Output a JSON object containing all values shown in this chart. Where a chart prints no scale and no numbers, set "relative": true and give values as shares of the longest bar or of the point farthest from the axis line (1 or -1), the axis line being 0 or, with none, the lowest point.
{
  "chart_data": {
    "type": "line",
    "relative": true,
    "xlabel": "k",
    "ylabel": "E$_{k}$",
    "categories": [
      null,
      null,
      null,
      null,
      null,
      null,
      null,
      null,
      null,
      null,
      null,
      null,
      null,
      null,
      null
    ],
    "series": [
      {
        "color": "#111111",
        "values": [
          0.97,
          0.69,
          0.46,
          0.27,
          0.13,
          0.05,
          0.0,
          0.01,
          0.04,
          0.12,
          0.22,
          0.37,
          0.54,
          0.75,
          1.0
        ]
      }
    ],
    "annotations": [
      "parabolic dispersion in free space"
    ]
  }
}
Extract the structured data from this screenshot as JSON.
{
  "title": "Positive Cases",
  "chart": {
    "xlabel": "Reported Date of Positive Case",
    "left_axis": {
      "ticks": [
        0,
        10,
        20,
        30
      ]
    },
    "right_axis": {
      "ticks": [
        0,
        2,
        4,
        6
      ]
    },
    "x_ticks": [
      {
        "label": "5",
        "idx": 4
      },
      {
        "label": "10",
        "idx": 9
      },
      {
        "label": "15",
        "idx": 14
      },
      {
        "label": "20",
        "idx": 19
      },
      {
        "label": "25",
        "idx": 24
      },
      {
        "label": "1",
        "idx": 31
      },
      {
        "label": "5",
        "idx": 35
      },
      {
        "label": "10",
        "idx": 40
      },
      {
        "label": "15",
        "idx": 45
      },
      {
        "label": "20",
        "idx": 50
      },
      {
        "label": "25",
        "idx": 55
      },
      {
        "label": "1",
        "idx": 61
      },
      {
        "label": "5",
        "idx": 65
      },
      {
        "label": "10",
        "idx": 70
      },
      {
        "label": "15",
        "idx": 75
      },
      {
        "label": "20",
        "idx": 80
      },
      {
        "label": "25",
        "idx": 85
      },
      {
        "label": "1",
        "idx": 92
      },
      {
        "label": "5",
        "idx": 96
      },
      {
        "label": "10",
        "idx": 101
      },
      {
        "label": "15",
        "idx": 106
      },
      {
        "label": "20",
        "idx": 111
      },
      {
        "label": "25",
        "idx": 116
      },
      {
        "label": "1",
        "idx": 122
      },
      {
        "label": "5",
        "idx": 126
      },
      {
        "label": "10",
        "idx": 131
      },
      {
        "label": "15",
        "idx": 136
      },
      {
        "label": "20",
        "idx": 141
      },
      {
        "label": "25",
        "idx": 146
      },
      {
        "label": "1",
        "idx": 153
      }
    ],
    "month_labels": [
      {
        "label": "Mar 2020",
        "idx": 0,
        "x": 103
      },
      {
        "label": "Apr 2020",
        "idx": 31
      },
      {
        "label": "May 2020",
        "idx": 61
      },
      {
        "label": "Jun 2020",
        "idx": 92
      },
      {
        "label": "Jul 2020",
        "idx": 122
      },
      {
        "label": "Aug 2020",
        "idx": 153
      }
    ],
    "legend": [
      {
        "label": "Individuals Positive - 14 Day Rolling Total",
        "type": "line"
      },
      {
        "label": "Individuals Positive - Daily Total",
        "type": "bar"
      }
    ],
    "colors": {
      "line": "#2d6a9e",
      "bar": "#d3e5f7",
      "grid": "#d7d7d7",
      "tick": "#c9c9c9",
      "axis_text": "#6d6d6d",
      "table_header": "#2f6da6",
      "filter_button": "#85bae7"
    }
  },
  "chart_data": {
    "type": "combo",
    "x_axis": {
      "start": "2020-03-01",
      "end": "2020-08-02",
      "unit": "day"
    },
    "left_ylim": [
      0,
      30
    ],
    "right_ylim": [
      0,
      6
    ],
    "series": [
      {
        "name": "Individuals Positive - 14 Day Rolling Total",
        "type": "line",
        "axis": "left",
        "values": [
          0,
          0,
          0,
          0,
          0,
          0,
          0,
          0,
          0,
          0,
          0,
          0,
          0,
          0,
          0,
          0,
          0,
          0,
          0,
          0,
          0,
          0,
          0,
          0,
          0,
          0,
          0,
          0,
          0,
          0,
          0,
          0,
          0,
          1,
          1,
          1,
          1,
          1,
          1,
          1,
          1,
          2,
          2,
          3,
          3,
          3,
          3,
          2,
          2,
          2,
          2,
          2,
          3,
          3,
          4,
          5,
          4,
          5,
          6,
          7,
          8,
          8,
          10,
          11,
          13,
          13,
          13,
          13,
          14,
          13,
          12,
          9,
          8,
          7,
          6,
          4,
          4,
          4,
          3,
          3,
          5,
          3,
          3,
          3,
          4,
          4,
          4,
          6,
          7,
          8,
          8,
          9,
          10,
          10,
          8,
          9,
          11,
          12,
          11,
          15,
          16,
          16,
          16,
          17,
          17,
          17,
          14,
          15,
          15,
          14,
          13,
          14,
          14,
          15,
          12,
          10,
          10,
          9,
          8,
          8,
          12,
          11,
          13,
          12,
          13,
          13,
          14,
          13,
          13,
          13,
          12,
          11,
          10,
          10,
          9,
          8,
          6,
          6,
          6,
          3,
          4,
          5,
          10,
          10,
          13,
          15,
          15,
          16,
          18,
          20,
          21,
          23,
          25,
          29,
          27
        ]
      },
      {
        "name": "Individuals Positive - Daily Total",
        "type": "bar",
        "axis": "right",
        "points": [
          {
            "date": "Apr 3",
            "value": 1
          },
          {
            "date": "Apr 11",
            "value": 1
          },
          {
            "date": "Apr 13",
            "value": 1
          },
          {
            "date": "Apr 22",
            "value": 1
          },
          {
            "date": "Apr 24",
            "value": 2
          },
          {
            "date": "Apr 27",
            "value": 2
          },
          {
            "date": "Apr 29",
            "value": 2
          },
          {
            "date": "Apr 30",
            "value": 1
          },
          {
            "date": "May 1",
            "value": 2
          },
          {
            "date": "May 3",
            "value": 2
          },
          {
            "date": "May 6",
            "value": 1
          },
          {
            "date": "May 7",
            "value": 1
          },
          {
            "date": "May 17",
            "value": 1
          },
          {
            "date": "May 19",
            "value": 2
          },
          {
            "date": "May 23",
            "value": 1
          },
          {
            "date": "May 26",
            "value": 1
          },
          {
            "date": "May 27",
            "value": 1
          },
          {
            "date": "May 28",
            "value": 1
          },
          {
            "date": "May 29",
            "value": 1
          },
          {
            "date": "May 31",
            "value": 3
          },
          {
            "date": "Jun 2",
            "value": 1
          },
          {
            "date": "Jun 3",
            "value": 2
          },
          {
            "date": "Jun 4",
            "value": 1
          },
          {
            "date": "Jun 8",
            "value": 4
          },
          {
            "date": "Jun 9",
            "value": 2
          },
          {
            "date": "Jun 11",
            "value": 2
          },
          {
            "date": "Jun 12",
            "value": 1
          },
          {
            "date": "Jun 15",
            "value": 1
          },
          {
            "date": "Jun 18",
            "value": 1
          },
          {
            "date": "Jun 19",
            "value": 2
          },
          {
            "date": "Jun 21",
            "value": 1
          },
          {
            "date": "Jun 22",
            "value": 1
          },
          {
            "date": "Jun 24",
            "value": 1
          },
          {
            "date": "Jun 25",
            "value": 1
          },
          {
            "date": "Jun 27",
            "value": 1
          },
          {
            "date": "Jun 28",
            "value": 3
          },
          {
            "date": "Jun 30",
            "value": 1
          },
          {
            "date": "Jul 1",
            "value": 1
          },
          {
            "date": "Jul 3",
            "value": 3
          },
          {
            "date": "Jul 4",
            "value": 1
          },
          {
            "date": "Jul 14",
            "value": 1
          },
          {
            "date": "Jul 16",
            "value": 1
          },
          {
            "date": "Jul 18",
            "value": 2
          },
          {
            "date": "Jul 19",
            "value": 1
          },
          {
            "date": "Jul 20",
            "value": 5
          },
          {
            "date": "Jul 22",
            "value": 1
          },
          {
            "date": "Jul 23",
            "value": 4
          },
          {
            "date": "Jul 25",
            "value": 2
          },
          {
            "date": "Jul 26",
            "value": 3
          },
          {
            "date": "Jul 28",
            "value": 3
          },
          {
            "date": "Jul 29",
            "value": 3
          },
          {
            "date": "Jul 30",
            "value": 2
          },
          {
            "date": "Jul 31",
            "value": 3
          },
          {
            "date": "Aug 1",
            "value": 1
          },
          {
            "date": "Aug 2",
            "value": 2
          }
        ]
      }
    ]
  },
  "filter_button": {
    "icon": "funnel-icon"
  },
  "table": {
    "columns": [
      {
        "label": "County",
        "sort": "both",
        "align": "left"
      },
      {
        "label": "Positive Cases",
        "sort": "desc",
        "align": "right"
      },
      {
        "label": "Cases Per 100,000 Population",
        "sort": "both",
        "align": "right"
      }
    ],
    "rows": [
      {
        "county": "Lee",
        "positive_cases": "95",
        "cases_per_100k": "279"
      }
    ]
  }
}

━━━━━━━━━━━━━━━━━━━━━━━━━━━━━━

Pull out every line containing "Total".

        "label": "Individuals Positive - 14 Day Rolling Total",
        "label": "Individuals Positive - Daily Total",
        "name": "Individuals Positive - 14 Day Rolling Total",
        "name": "Individuals Positive - Daily Total",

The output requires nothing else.